▼
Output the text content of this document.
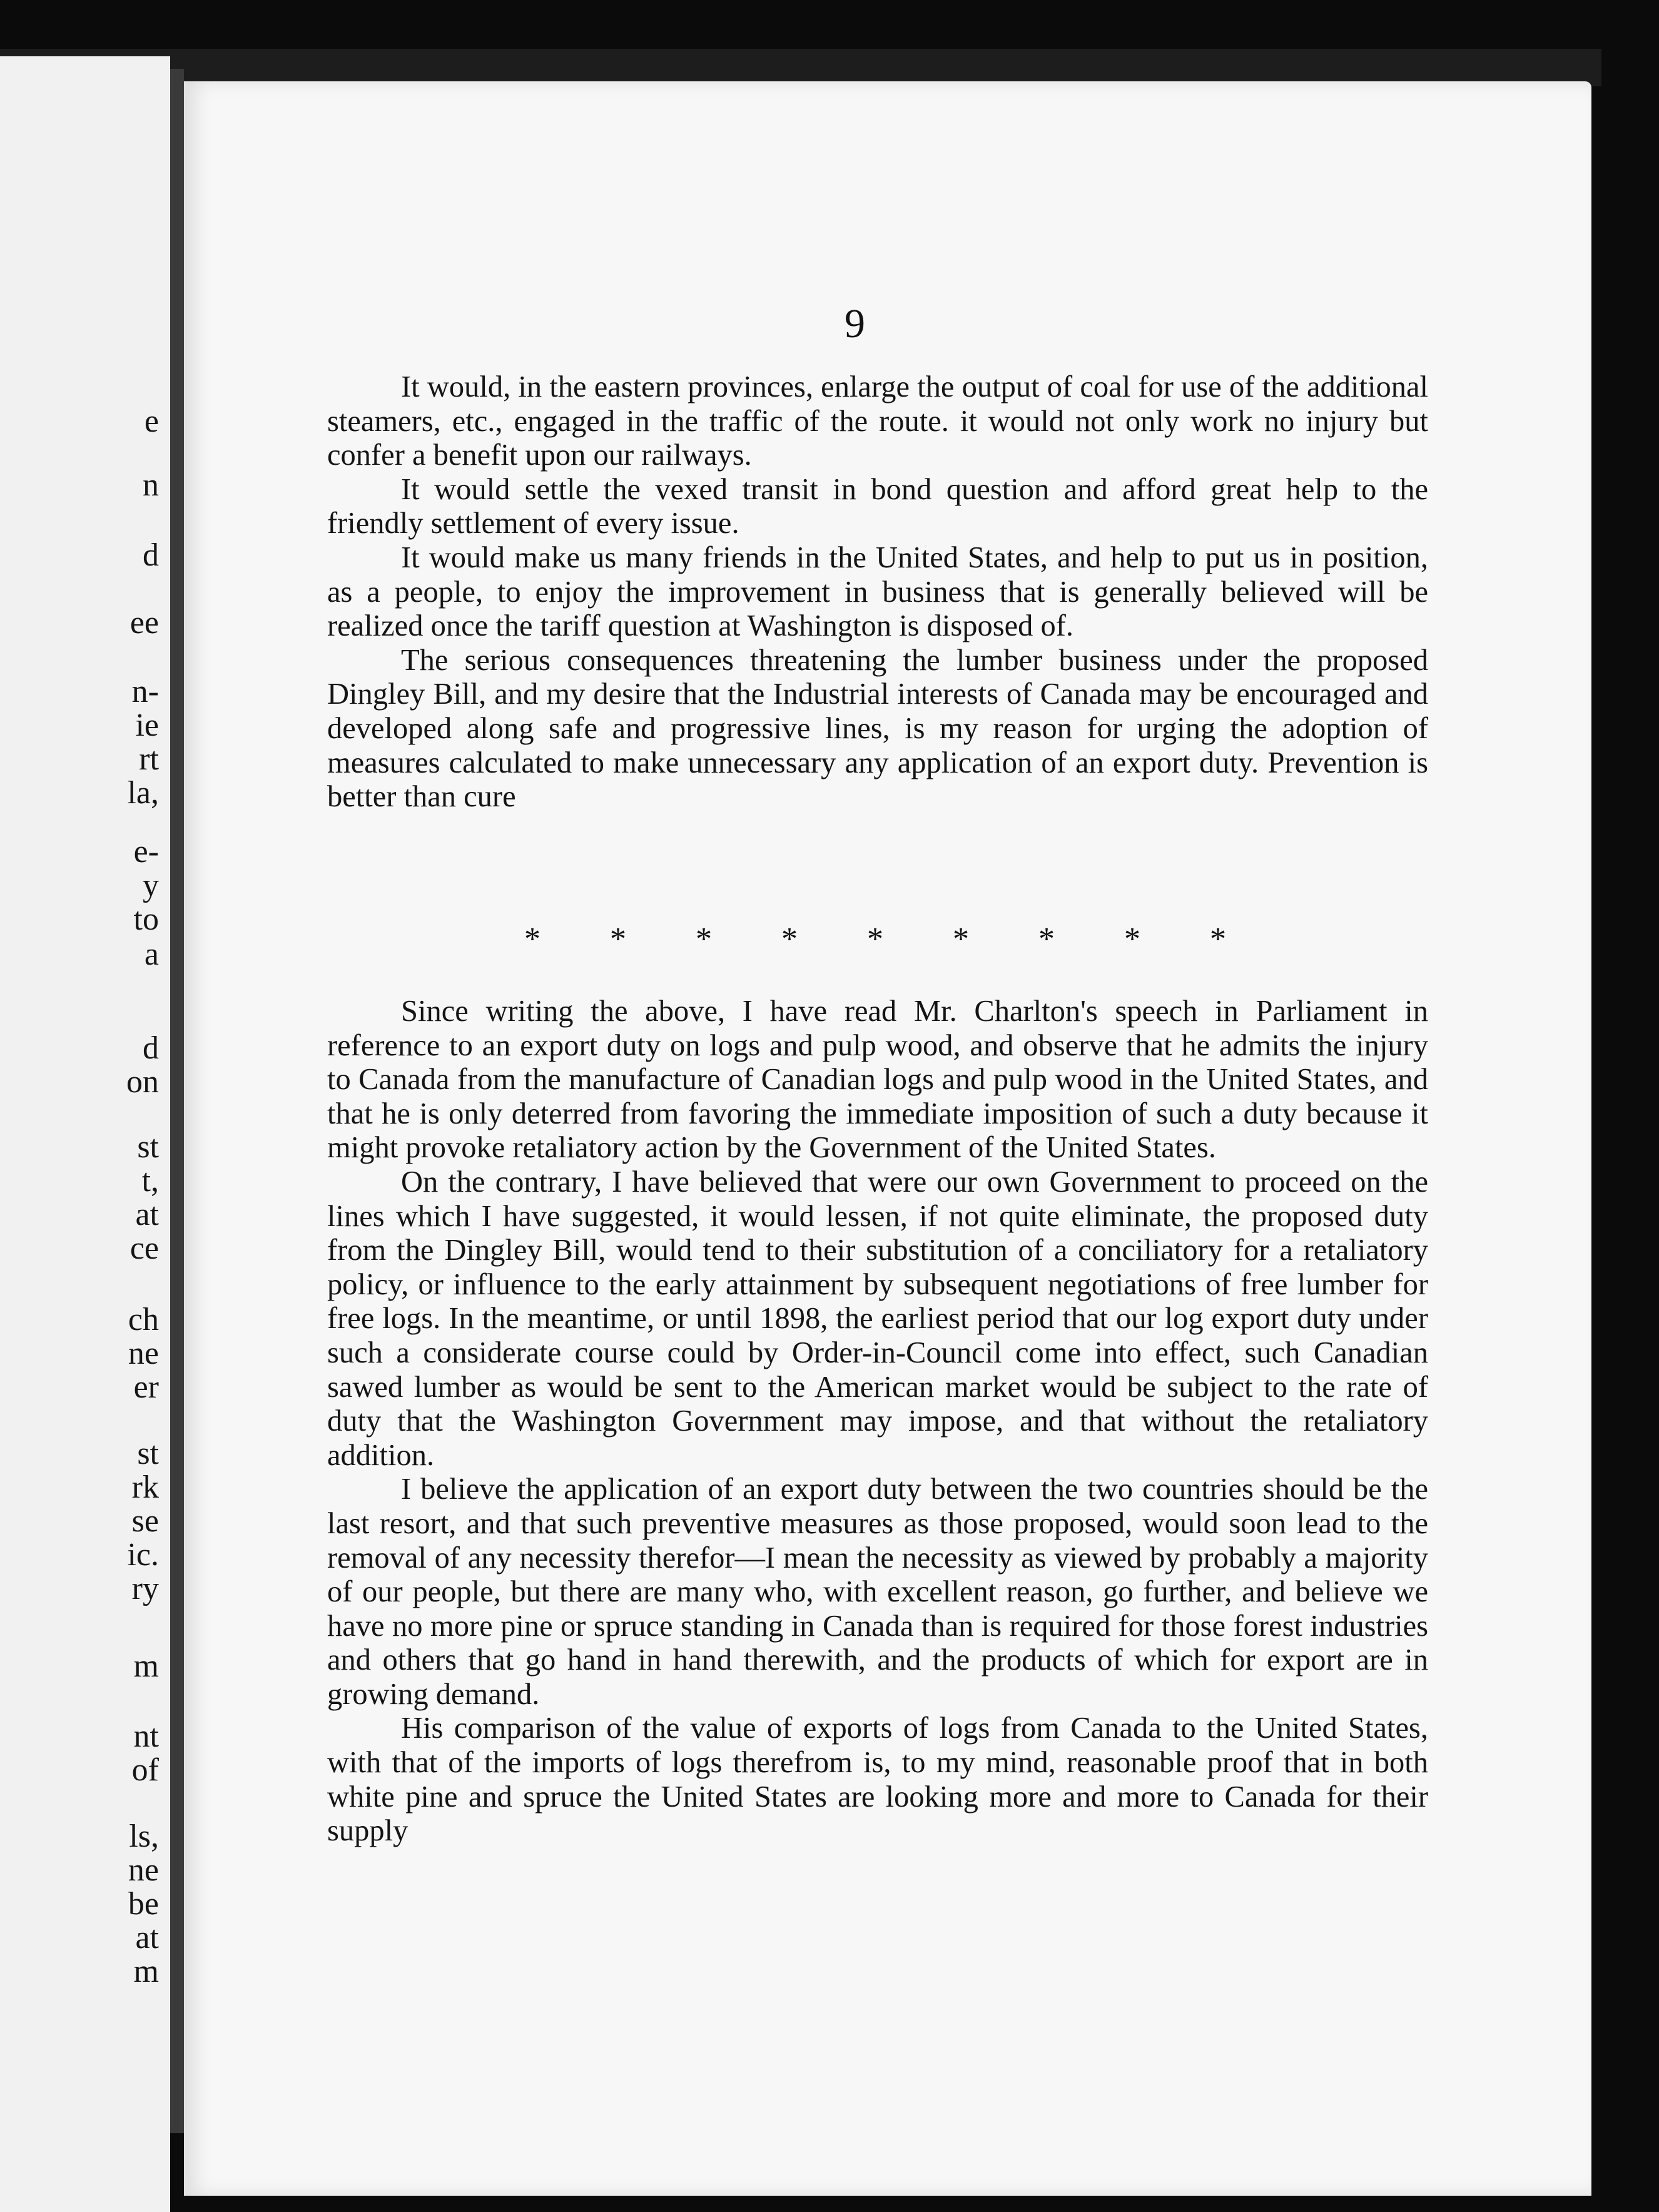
e
n
d
ee
n-
ie
rt
la,
e-
y
to
a
d
on
st
t,
at
ce
ch
ne
er
st
rk
se
ic.
ry
m
nt
of
ls,
ne
be
at
m
9

It would, in the eastern provinces, enlarge the output of coal for use of the additional steamers, etc., engaged in the traffic of the route. it would not only work no injury but confer a benefit upon our railways.

It would settle the vexed transit in bond question and afford great help to the friendly settlement of every issue.

It would make us many friends in the United States, and help to put us in position, as a people, to enjoy the improvement in business that is generally believed will be realized once the tariff question at Washington is disposed of.

The serious consequences threatening the lumber business under the proposed Dingley Bill, and my desire that the Industrial interests of Canada may be encouraged and developed along safe and progressive lines, is my reason for urging the adoption of measures calculated to make unnecessary any application of an export duty. Prevention is better than cure

* * * * * * * * *

Since writing the above, I have read Mr. Charlton's speech in Parliament in reference to an export duty on logs and pulp wood, and observe that he admits the injury to Canada from the manufacture of Canadian logs and pulp wood in the United States, and that he is only deterred from favoring the immediate imposition of such a duty because it might provoke retaliatory action by the Government of the United States.

On the contrary, I have believed that were our own Government to proceed on the lines which I have suggested, it would lessen, if not quite eliminate, the proposed duty from the Dingley Bill, would tend to their substitution of a conciliatory for a retaliatory policy, or influence to the early attainment by subsequent negotiations of free lumber for free logs. In the meantime, or until 1898, the earliest period that our log export duty under such a considerate course could by Order-in-Council come into effect, such Canadian sawed lumber as would be sent to the American market would be subject to the rate of duty that the Washington Government may impose, and that without the retaliatory addition.

I believe the application of an export duty between the two countries should be the last resort, and that such preventive measures as those proposed, would soon lead to the removal of any necessity therefor—I mean the necessity as viewed by probably a majority of our people, but there are many who, with excellent reason, go further, and believe we have no more pine or spruce standing in Canada than is required for those forest industries and others that go hand in hand therewith, and the products of which for export are in growing demand.

His comparison of the value of exports of logs from Canada to the United States, with that of the imports of logs therefrom is, to my mind, reasonable proof that in both white pine and spruce the United States are looking more and more to Canada for their supply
▲
Your goal:
Leave out the pictures and reproduce the rest of the listing exactly.

The output:
Output the text content of this document.
e
n
d
ee
n-
ie
rt
la,
e-
y
to
a
d
on
st
t,
at
ce
ch
ne
er
st
rk
se
ic.
ry
m
nt
of
ls,
ne
be
at
m
9

It would, in the eastern provinces, enlarge the output of coal for use of the additional steamers, etc., engaged in the traffic of the route. it would not only work no injury but confer a benefit upon our railways.

It would settle the vexed transit in bond question and afford great help to the friendly settlement of every issue.

It would make us many friends in the United States, and help to put us in position, as a people, to enjoy the improvement in business that is generally believed will be realized once the tariff question at Washington is disposed of.

The serious consequences threatening the lumber business under the proposed Dingley Bill, and my desire that the Industrial interests of Canada may be encouraged and developed along safe and progressive lines, is my reason for urging the adoption of measures calculated to make unnecessary any application of an export duty. Prevention is better than cure

* * * * * * * * *

Since writing the above, I have read Mr. Charlton's speech in Parliament in reference to an export duty on logs and pulp wood, and observe that he admits the injury to Canada from the manufacture of Canadian logs and pulp wood in the United States, and that he is only deterred from favoring the immediate imposition of such a duty because it might provoke retaliatory action by the Government of the United States.

On the contrary, I have believed that were our own Government to proceed on the lines which I have suggested, it would lessen, if not quite eliminate, the proposed duty from the Dingley Bill, would tend to their substitution of a conciliatory for a retaliatory policy, or influence to the early attainment by subsequent negotiations of free lumber for free logs. In the meantime, or until 1898, the earliest period that our log export duty under such a considerate course could by Order-in-Council come into effect, such Canadian sawed lumber as would be sent to the American market would be subject to the rate of duty that the Washington Government may impose, and that without the retaliatory addition.

I believe the application of an export duty between the two countries should be the last resort, and that such preventive measures as those proposed, would soon lead to the removal of any necessity therefor—I mean the necessity as viewed by probably a majority of our people, but there are many who, with excellent reason, go further, and believe we have no more pine or spruce standing in Canada than is required for those forest industries and others that go hand in hand therewith, and the products of which for export are in growing demand.

His comparison of the value of exports of logs from Canada to the United States, with that of the imports of logs therefrom is, to my mind, reasonable proof that in both white pine and spruce the United States are looking more and more to Canada for their supply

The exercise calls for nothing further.